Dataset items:
==========

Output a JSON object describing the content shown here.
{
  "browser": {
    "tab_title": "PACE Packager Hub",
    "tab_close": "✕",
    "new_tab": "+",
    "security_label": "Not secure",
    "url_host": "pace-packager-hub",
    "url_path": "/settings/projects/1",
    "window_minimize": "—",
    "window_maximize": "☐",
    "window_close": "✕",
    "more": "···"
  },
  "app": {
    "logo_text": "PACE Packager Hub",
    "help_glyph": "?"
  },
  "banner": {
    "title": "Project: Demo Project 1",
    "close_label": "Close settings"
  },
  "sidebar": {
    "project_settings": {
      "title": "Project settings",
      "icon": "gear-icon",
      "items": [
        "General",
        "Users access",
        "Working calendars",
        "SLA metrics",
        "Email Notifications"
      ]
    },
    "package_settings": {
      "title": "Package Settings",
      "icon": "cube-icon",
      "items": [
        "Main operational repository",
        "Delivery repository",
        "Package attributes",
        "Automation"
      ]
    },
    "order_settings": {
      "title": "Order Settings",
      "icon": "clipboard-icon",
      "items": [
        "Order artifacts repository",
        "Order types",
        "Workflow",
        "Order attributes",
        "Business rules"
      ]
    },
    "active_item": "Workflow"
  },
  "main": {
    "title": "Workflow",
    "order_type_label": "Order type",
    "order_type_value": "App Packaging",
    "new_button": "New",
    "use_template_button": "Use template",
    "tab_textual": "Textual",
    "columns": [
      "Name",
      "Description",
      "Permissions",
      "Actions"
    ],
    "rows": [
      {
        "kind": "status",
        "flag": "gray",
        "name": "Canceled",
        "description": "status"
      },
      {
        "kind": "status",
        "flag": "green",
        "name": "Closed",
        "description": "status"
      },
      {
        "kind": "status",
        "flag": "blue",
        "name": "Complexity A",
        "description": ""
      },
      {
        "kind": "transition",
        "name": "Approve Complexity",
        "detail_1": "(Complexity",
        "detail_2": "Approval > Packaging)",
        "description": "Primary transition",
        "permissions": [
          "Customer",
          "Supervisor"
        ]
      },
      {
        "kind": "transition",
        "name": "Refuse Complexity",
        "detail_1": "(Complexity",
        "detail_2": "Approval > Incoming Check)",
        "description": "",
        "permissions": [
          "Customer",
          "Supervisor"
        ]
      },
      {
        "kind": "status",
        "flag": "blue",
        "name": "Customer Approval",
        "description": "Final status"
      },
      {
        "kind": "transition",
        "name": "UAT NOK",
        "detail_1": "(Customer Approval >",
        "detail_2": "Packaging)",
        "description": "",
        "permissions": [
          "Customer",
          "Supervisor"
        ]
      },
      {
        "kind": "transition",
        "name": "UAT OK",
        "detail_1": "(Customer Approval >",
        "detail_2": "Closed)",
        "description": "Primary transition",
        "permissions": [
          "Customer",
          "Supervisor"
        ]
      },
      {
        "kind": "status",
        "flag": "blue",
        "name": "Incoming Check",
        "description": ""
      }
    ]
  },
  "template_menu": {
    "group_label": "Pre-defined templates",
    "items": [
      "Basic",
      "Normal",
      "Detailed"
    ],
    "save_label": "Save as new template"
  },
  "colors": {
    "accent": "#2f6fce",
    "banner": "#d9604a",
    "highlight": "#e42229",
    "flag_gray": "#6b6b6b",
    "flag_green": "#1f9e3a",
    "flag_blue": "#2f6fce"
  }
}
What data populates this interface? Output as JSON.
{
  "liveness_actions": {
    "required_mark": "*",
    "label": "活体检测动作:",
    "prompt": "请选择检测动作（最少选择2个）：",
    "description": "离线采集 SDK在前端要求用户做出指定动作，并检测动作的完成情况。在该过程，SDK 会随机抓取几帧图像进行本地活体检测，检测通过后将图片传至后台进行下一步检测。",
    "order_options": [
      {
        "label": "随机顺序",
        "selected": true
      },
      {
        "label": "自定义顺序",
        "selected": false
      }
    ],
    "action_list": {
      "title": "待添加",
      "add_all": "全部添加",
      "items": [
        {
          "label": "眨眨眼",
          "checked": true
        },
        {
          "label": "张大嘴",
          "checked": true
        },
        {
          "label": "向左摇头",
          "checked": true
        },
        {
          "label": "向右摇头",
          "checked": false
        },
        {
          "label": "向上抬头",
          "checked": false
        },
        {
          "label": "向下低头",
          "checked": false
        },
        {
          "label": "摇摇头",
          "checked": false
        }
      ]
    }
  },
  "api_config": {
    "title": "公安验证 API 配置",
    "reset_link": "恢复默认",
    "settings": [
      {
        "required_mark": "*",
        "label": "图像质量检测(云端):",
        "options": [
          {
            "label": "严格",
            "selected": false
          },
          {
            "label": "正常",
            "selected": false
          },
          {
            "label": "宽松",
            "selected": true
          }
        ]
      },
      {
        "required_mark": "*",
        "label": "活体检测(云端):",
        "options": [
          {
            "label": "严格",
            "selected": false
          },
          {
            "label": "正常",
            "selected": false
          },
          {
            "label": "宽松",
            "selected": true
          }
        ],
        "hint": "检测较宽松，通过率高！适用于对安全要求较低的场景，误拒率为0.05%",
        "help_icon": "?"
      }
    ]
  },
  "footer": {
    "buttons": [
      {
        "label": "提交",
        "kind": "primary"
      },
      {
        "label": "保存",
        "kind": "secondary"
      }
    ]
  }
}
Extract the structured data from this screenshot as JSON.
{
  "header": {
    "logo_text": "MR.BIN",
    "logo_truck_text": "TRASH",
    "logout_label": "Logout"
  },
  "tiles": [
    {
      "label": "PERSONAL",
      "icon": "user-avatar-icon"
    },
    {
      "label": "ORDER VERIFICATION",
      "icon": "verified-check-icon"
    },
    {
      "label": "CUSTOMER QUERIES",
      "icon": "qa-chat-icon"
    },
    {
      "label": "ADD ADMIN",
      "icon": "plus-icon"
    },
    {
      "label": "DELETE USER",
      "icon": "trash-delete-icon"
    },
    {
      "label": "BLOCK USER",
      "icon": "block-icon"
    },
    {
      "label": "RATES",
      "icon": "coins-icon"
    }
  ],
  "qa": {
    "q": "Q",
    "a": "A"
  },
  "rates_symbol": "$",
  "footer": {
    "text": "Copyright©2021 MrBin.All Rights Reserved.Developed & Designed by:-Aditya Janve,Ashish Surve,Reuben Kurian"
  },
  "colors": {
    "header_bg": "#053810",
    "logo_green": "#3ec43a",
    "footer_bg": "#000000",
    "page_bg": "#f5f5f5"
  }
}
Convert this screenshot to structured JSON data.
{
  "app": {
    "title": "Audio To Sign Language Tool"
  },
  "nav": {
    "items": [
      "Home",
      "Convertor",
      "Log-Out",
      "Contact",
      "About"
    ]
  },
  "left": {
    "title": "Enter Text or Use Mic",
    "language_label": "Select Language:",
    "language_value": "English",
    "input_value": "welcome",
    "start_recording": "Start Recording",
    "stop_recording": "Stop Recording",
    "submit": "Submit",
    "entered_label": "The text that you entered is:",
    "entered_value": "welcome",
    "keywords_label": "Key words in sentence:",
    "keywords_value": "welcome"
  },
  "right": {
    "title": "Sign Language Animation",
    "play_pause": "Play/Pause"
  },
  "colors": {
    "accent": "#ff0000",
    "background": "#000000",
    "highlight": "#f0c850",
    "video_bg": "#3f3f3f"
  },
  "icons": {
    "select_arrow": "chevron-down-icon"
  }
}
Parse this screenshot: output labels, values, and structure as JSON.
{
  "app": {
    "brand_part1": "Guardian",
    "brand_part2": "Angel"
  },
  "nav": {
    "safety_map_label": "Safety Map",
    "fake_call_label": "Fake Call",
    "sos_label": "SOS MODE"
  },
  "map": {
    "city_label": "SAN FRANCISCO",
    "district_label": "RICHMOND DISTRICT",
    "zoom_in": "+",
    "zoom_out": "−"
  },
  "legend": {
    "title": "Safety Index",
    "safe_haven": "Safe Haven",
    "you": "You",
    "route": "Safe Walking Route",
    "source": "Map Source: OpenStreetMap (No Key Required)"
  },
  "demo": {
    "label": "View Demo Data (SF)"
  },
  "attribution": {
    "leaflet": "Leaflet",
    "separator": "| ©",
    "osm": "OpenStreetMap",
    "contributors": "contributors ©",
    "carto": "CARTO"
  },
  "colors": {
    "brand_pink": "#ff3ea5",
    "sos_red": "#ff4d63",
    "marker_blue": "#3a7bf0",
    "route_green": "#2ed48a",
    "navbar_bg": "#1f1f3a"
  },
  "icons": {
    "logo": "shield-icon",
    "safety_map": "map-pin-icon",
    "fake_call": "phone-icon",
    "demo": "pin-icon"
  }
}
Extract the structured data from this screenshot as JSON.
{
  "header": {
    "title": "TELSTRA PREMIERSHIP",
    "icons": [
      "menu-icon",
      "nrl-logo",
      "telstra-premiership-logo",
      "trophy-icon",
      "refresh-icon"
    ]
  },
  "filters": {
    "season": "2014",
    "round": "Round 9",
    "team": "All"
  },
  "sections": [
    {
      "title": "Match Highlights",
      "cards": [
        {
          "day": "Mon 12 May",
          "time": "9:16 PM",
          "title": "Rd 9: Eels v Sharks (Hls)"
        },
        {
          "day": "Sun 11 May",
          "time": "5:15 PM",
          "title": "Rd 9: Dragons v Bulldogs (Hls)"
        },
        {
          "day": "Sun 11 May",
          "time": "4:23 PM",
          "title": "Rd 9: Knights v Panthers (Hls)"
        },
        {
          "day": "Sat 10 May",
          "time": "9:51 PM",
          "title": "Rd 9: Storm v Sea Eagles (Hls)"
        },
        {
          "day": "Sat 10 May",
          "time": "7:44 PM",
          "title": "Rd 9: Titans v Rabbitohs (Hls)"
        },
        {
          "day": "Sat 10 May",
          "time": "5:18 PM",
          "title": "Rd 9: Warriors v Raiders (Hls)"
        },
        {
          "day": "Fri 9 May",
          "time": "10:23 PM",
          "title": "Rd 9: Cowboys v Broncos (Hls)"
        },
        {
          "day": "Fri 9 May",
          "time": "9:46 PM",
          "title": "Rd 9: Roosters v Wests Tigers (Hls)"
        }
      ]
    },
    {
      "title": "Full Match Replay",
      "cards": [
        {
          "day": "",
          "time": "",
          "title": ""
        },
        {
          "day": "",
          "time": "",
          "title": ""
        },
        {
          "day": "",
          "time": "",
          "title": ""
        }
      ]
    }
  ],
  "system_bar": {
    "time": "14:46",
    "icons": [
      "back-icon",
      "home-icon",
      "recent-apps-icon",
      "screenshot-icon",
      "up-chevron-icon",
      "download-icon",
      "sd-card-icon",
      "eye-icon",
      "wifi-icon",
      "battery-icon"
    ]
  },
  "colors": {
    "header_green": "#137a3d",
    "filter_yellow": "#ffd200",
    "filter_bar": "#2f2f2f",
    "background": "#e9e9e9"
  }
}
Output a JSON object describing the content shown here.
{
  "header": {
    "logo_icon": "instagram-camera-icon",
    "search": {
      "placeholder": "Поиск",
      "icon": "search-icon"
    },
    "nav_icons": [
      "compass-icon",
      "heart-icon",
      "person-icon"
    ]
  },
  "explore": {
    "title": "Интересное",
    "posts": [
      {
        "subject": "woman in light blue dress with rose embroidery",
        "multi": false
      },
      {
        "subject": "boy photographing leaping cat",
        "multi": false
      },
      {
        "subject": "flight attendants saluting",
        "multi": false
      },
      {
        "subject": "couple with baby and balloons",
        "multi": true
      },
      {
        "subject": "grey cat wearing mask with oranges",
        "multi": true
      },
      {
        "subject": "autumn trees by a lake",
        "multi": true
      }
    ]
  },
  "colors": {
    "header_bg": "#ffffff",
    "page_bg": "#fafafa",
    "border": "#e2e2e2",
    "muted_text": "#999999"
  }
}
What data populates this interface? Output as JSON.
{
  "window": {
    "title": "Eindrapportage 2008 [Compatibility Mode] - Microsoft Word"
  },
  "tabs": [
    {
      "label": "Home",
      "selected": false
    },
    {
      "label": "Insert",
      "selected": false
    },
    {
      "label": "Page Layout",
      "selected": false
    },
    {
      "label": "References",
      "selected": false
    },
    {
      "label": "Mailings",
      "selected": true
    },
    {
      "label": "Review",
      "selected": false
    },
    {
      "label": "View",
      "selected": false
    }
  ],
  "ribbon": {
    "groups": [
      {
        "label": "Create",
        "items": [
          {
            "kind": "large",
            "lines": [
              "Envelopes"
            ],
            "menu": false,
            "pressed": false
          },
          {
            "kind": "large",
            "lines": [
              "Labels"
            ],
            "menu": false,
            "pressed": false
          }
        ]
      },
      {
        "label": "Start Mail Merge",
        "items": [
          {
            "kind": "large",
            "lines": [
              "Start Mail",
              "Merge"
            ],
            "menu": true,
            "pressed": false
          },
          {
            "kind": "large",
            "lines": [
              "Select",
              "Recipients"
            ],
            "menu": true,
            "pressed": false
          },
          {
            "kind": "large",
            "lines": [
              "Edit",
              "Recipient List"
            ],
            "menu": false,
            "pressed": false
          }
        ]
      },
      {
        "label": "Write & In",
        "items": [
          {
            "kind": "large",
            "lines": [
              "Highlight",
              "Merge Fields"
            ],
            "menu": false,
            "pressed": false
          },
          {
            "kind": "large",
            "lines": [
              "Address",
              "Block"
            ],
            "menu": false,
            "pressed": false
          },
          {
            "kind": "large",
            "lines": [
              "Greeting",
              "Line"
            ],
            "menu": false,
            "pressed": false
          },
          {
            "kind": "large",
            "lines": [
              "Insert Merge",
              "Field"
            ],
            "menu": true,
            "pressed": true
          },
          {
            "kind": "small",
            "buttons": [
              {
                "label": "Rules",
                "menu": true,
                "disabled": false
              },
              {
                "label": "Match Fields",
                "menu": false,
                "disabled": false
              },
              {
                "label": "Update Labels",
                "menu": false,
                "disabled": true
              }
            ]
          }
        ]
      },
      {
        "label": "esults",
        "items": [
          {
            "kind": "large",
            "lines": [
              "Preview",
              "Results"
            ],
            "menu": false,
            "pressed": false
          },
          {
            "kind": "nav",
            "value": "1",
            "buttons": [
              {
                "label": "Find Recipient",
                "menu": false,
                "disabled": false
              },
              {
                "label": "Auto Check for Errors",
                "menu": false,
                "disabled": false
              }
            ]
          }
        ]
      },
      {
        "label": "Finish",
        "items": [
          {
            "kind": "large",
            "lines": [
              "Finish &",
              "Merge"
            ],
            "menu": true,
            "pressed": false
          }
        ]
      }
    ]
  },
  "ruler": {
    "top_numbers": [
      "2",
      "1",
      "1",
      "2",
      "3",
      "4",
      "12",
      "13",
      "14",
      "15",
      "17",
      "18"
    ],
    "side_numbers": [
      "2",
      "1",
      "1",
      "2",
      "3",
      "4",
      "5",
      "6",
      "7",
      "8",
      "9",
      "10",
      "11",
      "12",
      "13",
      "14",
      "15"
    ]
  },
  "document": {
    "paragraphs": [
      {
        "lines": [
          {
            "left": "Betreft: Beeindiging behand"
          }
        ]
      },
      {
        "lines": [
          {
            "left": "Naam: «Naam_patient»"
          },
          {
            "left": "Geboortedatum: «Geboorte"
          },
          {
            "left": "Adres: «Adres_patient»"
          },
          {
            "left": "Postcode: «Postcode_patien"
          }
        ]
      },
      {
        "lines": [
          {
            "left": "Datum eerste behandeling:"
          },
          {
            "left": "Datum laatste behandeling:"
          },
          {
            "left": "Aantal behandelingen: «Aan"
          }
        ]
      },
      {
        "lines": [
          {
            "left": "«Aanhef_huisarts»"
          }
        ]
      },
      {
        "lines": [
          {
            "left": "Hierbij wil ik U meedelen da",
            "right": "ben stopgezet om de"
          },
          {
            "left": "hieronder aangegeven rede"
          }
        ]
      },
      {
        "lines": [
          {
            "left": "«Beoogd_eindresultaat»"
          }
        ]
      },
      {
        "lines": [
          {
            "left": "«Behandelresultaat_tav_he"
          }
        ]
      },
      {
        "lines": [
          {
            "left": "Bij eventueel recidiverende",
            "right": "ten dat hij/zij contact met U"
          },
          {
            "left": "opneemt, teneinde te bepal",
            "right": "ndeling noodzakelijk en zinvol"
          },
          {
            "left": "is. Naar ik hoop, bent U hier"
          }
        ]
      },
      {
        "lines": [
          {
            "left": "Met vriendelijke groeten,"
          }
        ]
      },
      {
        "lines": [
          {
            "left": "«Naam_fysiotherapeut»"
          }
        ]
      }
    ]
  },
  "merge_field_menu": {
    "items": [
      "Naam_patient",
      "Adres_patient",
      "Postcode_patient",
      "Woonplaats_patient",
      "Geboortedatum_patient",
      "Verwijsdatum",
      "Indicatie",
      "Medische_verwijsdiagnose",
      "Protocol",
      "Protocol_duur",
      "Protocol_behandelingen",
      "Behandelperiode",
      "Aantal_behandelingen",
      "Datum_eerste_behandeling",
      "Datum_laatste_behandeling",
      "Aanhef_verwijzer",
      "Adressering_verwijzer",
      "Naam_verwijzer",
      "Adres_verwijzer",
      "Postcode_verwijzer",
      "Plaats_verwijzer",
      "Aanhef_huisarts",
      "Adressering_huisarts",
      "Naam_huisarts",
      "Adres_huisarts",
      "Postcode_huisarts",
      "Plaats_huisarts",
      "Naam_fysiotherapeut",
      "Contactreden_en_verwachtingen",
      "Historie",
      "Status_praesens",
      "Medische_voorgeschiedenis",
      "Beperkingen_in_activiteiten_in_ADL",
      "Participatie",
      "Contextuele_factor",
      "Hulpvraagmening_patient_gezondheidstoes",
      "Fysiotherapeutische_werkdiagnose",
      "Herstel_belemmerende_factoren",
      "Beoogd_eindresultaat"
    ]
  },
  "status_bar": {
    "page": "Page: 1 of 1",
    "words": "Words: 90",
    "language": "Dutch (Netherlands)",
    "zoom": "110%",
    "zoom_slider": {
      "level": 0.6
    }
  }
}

==========

Find the lines containing "screenshot" and list every one of them.

Extract the structured data from this screenshot as JSON.
Convert this screenshot to structured JSON data.
Parse this screenshot: output labels, values, and structure as JSON.
Extract the structured data from this screenshot as JSON.
      "screenshot-icon",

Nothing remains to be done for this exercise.